**Task requirements**. Could you restate the items from the line that contains "Patent image size: (1320, 1084)." through the line that contains "The hub 102 is at (680, 686).", putting "radial inflow turbine" in place of "radial intake turbine" and changing nothing else?

**Given data**.
=-=-=-=-=

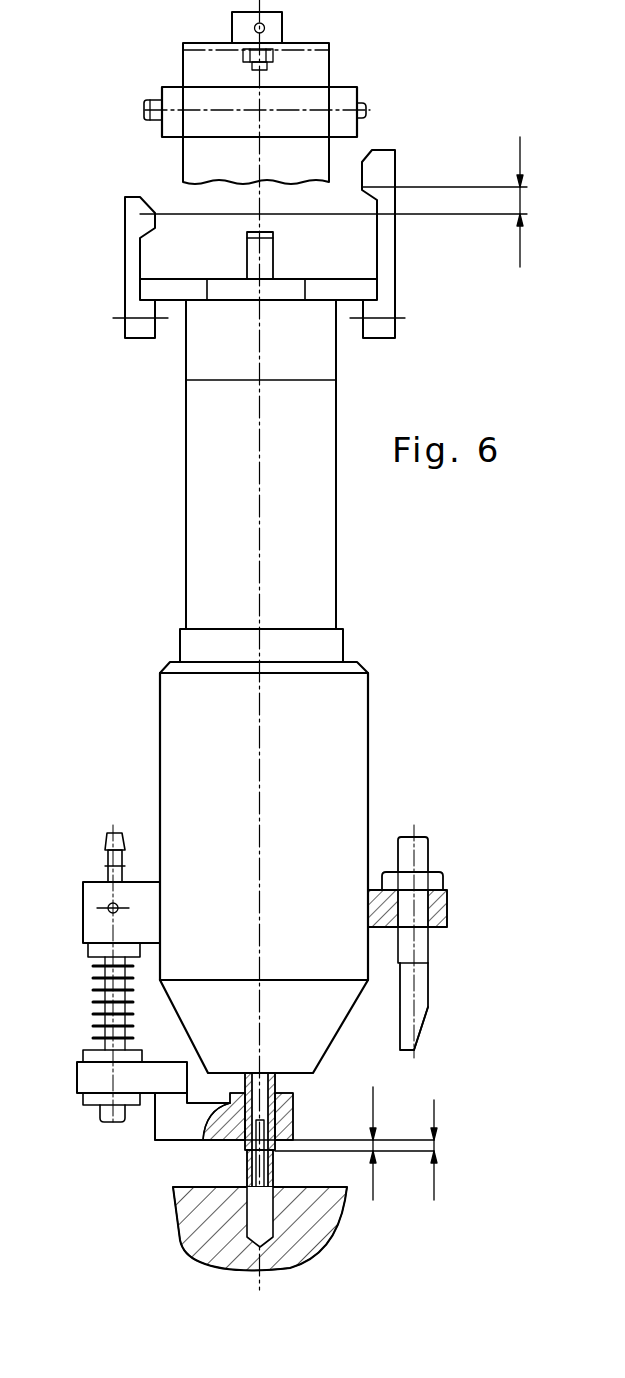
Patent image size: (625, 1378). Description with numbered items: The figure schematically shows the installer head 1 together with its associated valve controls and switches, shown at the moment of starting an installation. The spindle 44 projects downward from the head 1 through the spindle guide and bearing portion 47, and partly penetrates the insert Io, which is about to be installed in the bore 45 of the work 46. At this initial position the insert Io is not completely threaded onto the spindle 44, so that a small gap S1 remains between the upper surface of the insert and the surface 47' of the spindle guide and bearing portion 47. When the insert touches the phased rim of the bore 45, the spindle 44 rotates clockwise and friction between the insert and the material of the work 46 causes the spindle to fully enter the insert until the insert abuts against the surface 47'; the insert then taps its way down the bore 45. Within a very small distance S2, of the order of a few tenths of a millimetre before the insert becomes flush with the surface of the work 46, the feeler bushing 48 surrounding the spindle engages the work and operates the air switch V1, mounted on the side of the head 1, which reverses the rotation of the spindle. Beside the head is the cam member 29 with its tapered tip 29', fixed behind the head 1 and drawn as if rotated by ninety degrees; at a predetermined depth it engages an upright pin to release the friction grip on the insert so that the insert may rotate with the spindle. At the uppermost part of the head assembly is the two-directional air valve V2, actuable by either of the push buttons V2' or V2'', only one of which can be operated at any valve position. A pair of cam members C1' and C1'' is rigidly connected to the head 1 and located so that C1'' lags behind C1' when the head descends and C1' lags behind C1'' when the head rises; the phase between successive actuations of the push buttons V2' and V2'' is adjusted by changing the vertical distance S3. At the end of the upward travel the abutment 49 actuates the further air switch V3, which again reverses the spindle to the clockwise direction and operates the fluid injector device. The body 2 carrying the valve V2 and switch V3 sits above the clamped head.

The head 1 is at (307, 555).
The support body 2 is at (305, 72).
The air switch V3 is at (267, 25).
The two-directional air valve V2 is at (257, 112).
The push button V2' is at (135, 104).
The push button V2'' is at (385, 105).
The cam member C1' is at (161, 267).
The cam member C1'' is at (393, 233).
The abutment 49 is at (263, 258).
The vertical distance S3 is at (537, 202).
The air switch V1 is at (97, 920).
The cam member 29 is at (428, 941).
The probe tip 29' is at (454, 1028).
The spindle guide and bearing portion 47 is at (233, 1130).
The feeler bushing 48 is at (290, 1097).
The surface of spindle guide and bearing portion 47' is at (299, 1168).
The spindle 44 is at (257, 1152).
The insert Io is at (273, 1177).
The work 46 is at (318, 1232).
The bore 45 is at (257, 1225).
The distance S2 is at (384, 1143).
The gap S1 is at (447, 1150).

=-=-=-=-=

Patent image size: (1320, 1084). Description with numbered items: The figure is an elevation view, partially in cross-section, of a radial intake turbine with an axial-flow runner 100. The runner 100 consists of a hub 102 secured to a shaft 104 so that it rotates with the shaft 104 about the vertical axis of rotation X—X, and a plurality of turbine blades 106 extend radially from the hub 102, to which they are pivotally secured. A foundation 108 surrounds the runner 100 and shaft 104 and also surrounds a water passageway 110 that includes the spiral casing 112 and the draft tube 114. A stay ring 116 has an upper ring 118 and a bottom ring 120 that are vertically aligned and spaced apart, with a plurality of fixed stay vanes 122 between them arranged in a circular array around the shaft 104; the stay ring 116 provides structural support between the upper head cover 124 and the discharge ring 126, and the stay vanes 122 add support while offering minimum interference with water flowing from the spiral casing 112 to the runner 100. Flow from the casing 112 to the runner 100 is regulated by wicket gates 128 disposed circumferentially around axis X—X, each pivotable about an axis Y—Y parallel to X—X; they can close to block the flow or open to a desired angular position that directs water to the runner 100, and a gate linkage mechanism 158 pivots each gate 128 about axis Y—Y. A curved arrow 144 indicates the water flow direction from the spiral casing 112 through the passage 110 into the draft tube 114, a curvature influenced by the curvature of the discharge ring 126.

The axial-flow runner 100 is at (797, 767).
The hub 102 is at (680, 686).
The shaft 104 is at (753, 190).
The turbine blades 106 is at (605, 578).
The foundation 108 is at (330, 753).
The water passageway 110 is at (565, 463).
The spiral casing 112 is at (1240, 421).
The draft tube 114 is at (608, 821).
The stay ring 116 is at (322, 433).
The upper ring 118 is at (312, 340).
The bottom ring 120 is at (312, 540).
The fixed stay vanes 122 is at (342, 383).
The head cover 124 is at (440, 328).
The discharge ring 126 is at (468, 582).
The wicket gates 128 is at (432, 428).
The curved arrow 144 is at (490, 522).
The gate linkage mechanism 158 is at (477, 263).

=-=-=-=-=

**Task answer**.
Patent image size: (1320, 1084). Description with numbered items: The figure is an elevation view, partially in cross-section, of a radial inflow turbine with an axial-flow runner 100. The runner 100 consists of a hub 102 secured to a shaft 104 so that it rotates with the shaft 104 about the vertical axis of rotation X—X, and a plurality of turbine blades 106 extend radially from the hub 102, to which they are pivotally secured. A foundation 108 surrounds the runner 100 and shaft 104 and also surrounds a water passageway 110 that includes the spiral casing 112 and the draft tube 114. A stay ring 116 has an upper ring 118 and a bottom ring 120 that are vertically aligned and spaced apart, with a plurality of fixed stay vanes 122 between them arranged in a circular array around the shaft 104; the stay ring 116 provides structural support between the upper head cover 124 and the discharge ring 126, and the stay vanes 122 add support while offering minimum interference with water flowing from the spiral casing 112 to the runner 100. Flow from the casing 112 to the runner 100 is regulated by wicket gates 128 disposed circumferentially around axis X—X, each pivotable about an axis Y—Y parallel to X—X; they can close to block the flow or open to a desired angular position that directs water to the runner 100, and a gate linkage mechanism 158 pivots each gate 128 about axis Y—Y. A curved arrow 144 indicates the water flow direction from the spiral casing 112 through the passage 110 into the draft tube 114, a curvature influenced by the curvature of the discharge ring 126.

The axial-flow runner 100 is at (797, 767).
The hub 102 is at (680, 686).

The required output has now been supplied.